[REQUIREMENT]:
Will you extract the entries word for word? Images should not appear in the copy.

[SUPPLIED MATERIAL]:
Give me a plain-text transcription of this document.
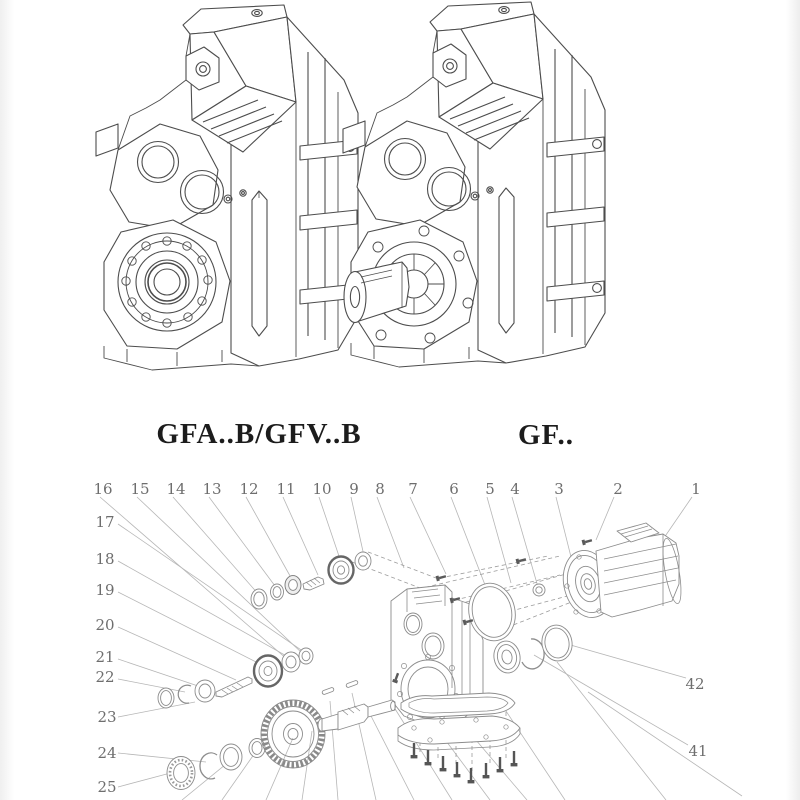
GFA..B/GFV..B	GF..
16 15 14 13 12 11 10 9 8 7 6 5 4 3	2	1
17
18
19
20
21
22
23
24
25
42
41
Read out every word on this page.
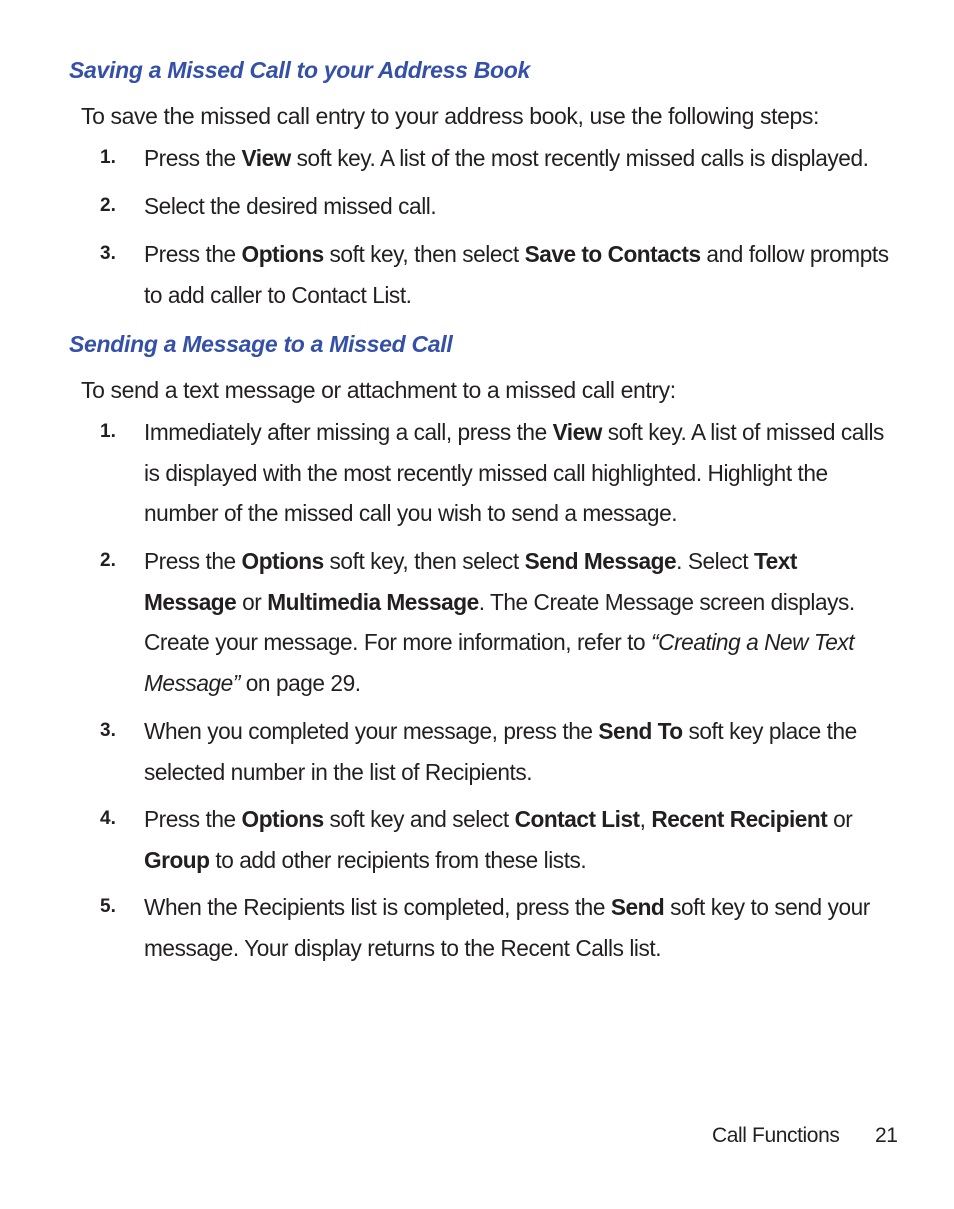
Saving a Missed Call to your Address Book

To save the missed call entry to your address book, use the following steps:

1. Press the View soft key. A list of the most recently missed calls is displayed.
2. Select the desired missed call.
3. Press the Options soft key, then select Save to Contacts and follow prompts to add caller to Contact List.
Sending a Message to a Missed Call

To send a text message or attachment to a missed call entry:

1. Immediately after missing a call, press the View soft key. A list of missed calls is displayed with the most recently missed call highlighted. Highlight the number of the missed call you wish to send a message.
2. Press the Options soft key, then select Send Message. Select Text Message or Multimedia Message. The Create Message screen displays. Create your message. For more information, refer to “Creating a New Text Message” on page 29.
3. When you completed your message, press the Send To soft key place the selected number in the list of Recipients.
4. Press the Options soft key and select Contact List, Recent Recipient or Group to add other recipients from these lists.
5. When the Recipients list is completed, press the Send soft key to send your message. Your display returns to the Recent Calls list.
Call Functions 21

[EXERCISE RESULT]:
Give me a plain-text transcription of this document.
GFA..B/GFV..B	GF..
16 15 14 13 12 11 10 9 8 7 6 5 4 3	2	1
17
18
19
20
21
22
23
24
25
42
41
Read out every word on this page.
Saving a Missed Call to your Address Book

To save the missed call entry to your address book, use the following steps:

1. Press the View soft key. A list of the most recently missed calls is displayed.
2. Select the desired missed call.
3. Press the Options soft key, then select Save to Contacts and follow prompts to add caller to Contact List.
Sending a Message to a Missed Call

To send a text message or attachment to a missed call entry:

1. Immediately after missing a call, press the View soft key. A list of missed calls is displayed with the most recently missed call highlighted. Highlight the number of the missed call you wish to send a message.
2. Press the Options soft key, then select Send Message. Select Text Message or Multimedia Message. The Create Message screen displays. Create your message. For more information, refer to “Creating a New Text Message” on page 29.
3. When you completed your message, press the Send To soft key place the selected number in the list of Recipients.
4. Press the Options soft key and select Contact List, Recent Recipient or Group to add other recipients from these lists.
5. When the Recipients list is completed, press the Send soft key to send your message. Your display returns to the Recent Calls list.
Call Functions 21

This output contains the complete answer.